Raw records:
○ ○ ○ ○ ○

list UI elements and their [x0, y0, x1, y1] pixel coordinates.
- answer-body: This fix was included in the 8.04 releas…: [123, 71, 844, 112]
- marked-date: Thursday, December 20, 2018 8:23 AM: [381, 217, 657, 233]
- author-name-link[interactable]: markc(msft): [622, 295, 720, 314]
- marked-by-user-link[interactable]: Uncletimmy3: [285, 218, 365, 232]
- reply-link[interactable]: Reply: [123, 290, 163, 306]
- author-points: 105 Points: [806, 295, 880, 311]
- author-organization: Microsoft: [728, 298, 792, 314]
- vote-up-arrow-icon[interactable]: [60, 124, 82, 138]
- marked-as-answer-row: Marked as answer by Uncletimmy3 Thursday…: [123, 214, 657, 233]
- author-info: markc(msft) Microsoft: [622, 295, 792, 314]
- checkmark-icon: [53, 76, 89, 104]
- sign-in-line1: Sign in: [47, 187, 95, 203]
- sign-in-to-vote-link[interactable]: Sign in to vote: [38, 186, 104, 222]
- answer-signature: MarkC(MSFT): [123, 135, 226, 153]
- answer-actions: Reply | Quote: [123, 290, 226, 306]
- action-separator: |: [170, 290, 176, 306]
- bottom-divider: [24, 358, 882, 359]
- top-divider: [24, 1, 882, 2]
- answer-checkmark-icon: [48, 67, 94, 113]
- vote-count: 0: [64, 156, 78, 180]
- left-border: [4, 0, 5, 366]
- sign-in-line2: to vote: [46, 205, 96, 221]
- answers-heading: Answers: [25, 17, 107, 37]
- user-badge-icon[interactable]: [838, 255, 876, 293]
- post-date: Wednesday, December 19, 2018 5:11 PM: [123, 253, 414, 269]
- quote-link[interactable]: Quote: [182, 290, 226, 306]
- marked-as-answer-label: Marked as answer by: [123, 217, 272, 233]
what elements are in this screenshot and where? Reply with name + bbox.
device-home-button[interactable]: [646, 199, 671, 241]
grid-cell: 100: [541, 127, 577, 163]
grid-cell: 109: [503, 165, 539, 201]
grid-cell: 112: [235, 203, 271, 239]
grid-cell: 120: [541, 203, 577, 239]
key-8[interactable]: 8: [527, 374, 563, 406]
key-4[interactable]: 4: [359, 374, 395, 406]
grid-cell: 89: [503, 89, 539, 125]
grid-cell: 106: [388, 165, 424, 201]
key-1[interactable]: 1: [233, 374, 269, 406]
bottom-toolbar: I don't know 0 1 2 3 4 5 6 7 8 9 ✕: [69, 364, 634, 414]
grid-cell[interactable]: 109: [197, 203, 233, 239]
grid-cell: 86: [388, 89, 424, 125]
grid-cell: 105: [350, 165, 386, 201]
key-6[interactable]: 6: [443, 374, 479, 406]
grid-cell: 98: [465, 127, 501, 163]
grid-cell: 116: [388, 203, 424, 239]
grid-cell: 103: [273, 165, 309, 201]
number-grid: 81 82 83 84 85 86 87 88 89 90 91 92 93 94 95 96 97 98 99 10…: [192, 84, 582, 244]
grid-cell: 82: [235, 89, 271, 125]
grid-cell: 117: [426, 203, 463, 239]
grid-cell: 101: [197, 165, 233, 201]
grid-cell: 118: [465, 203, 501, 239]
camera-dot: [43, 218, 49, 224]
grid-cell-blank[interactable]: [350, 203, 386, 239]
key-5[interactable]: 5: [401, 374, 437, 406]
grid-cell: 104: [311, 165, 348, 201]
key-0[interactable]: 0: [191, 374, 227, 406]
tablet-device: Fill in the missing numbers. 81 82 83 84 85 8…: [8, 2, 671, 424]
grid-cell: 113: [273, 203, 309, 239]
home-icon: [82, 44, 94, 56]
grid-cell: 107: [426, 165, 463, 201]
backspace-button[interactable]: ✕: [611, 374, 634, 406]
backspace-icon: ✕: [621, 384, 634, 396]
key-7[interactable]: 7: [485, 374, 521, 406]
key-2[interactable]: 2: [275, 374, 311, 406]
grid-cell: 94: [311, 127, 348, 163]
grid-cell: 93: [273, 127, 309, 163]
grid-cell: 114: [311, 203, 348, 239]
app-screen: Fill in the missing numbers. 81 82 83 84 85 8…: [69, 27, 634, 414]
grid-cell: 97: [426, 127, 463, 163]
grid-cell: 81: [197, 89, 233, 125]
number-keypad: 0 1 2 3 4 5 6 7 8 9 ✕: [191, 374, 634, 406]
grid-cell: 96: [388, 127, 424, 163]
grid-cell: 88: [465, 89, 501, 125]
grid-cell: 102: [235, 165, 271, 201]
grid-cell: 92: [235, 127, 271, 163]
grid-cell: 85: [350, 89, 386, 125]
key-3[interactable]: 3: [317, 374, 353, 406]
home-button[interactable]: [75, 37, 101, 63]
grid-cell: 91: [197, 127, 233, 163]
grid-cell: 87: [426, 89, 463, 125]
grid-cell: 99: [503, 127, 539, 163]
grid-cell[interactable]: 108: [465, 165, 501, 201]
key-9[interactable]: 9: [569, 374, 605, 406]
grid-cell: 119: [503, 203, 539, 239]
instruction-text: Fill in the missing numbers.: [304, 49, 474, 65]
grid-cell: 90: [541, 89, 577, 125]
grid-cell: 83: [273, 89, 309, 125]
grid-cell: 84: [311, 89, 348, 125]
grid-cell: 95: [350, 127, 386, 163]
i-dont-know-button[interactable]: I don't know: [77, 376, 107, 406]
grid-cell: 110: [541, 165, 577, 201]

○ ○ ○ ○ ○

WRITTEN REQUEST>
Convert every line of the records above into a numbered list, omitting any blank lines.

RESULT OF THE TASK>
1. list UI elements and their [x0, y0, x1, y1] pixel coordinates.
2. - answer-body: This fix was included in the 8.04 releas…: [123, 71, 844, 112]
3. - marked-date: Thursday, December 20, 2018 8:23 AM: [381, 217, 657, 233]
4. - author-name-link[interactable]: markc(msft): [622, 295, 720, 314]
5. - marked-by-user-link[interactable]: Uncletimmy3: [285, 218, 365, 232]
6. - reply-link[interactable]: Reply: [123, 290, 163, 306]
7. - author-points: 105 Points: [806, 295, 880, 311]
8. - author-organization: Microsoft: [728, 298, 792, 314]
9. - vote-up-arrow-icon[interactable]: [60, 124, 82, 138]
10. - marked-as-answer-row: Marked as answer by Uncletimmy3 Thursday…: [123, 214, 657, 233]
11. - author-info: markc(msft) Microsoft: [622, 295, 792, 314]
12. - checkmark-icon: [53, 76, 89, 104]
13. - sign-in-line1: Sign in: [47, 187, 95, 203]
14. - sign-in-to-vote-link[interactable]: Sign in to vote: [38, 186, 104, 222]
15. - answer-signature: MarkC(MSFT): [123, 135, 226, 153]
16. - answer-actions: Reply | Quote: [123, 290, 226, 306]
17. - action-separator: |: [170, 290, 176, 306]
18. - bottom-divider: [24, 358, 882, 359]
19. - top-divider: [24, 1, 882, 2]
20. - answer-checkmark-icon: [48, 67, 94, 113]
21. - vote-count: 0: [64, 156, 78, 180]
22. - left-border: [4, 0, 5, 366]
23. - sign-in-line2: to vote: [46, 205, 96, 221]
24. - answers-heading: Answers: [25, 17, 107, 37]
25. - user-badge-icon[interactable]: [838, 255, 876, 293]
26. - post-date: Wednesday, December 19, 2018 5:11 PM: [123, 253, 414, 269]
27. - quote-link[interactable]: Quote: [182, 290, 226, 306]
28. - marked-as-answer-label: Marked as answer by: [123, 217, 272, 233]
29. what elements are in this screenshot and where? Reply with name + bbox.
30. device-home-button[interactable]: [646, 199, 671, 241]
31. grid-cell: 100: [541, 127, 577, 163]
32. grid-cell: 109: [503, 165, 539, 201]
33. grid-cell: 112: [235, 203, 271, 239]
34. grid-cell: 120: [541, 203, 577, 239]
35. key-8[interactable]: 8: [527, 374, 563, 406]
36. key-4[interactable]: 4: [359, 374, 395, 406]
37. grid-cell: 89: [503, 89, 539, 125]
38. grid-cell: 106: [388, 165, 424, 201]
39. key-1[interactable]: 1: [233, 374, 269, 406]
40. bottom-toolbar: I don't know 0 1 2 3 4 5 6 7 8 9 ✕: [69, 364, 634, 414]
41. grid-cell[interactable]: 109: [197, 203, 233, 239]
42. grid-cell: 86: [388, 89, 424, 125]
43. grid-cell: 105: [350, 165, 386, 201]
44. key-6[interactable]: 6: [443, 374, 479, 406]
45. grid-cell: 98: [465, 127, 501, 163]
46. grid-cell: 116: [388, 203, 424, 239]
47. grid-cell: 103: [273, 165, 309, 201]
48. number-grid: 81 82 83 84 85 86 87 88 89 90 91 92 93 94 95 96 97 98 99 10…: [192, 84, 582, 244]
49. grid-cell: 82: [235, 89, 271, 125]
50. grid-cell: 117: [426, 203, 463, 239]
51. grid-cell: 101: [197, 165, 233, 201]
52. grid-cell: 118: [465, 203, 501, 239]
53. camera-dot: [43, 218, 49, 224]
54. grid-cell-blank[interactable]: [350, 203, 386, 239]
55. key-5[interactable]: 5: [401, 374, 437, 406]
56. grid-cell: 104: [311, 165, 348, 201]
57. key-0[interactable]: 0: [191, 374, 227, 406]
58. tablet-device: Fill in the missing numbers. 81 82 83 84 85 8…: [8, 2, 671, 424]
59. grid-cell: 113: [273, 203, 309, 239]
60. home-icon: [82, 44, 94, 56]
61. grid-cell: 107: [426, 165, 463, 201]
62. backspace-button[interactable]: ✕: [611, 374, 634, 406]
63. backspace-icon: ✕: [621, 384, 634, 396]
64. key-7[interactable]: 7: [485, 374, 521, 406]
65. key-2[interactable]: 2: [275, 374, 311, 406]
66. grid-cell: 94: [311, 127, 348, 163]
67. grid-cell: 93: [273, 127, 309, 163]
68. grid-cell: 114: [311, 203, 348, 239]
69. app-screen: Fill in the missing numbers. 81 82 83 84 85 8…: [69, 27, 634, 414]
70. grid-cell: 97: [426, 127, 463, 163]
71. grid-cell: 81: [197, 89, 233, 125]
72. number-keypad: 0 1 2 3 4 5 6 7 8 9 ✕: [191, 374, 634, 406]
73. grid-cell: 96: [388, 127, 424, 163]
74. grid-cell: 88: [465, 89, 501, 125]
75. grid-cell: 102: [235, 165, 271, 201]
76. grid-cell: 92: [235, 127, 271, 163]
77. grid-cell: 85: [350, 89, 386, 125]
78. key-3[interactable]: 3: [317, 374, 353, 406]
79. home-button[interactable]: [75, 37, 101, 63]
80. grid-cell: 91: [197, 127, 233, 163]
81. grid-cell: 87: [426, 89, 463, 125]
82. grid-cell: 99: [503, 127, 539, 163]
83. grid-cell[interactable]: 108: [465, 165, 501, 201]
84. key-9[interactable]: 9: [569, 374, 605, 406]
85. grid-cell: 119: [503, 203, 539, 239]
86. instruction-text: Fill in the missing numbers.: [304, 49, 474, 65]
87. grid-cell: 90: [541, 89, 577, 125]
88. grid-cell: 83: [273, 89, 309, 125]
89. grid-cell: 84: [311, 89, 348, 125]
90. grid-cell: 95: [350, 127, 386, 163]
91. i-dont-know-button[interactable]: I don't know: [77, 376, 107, 406]
92. grid-cell: 110: [541, 165, 577, 201]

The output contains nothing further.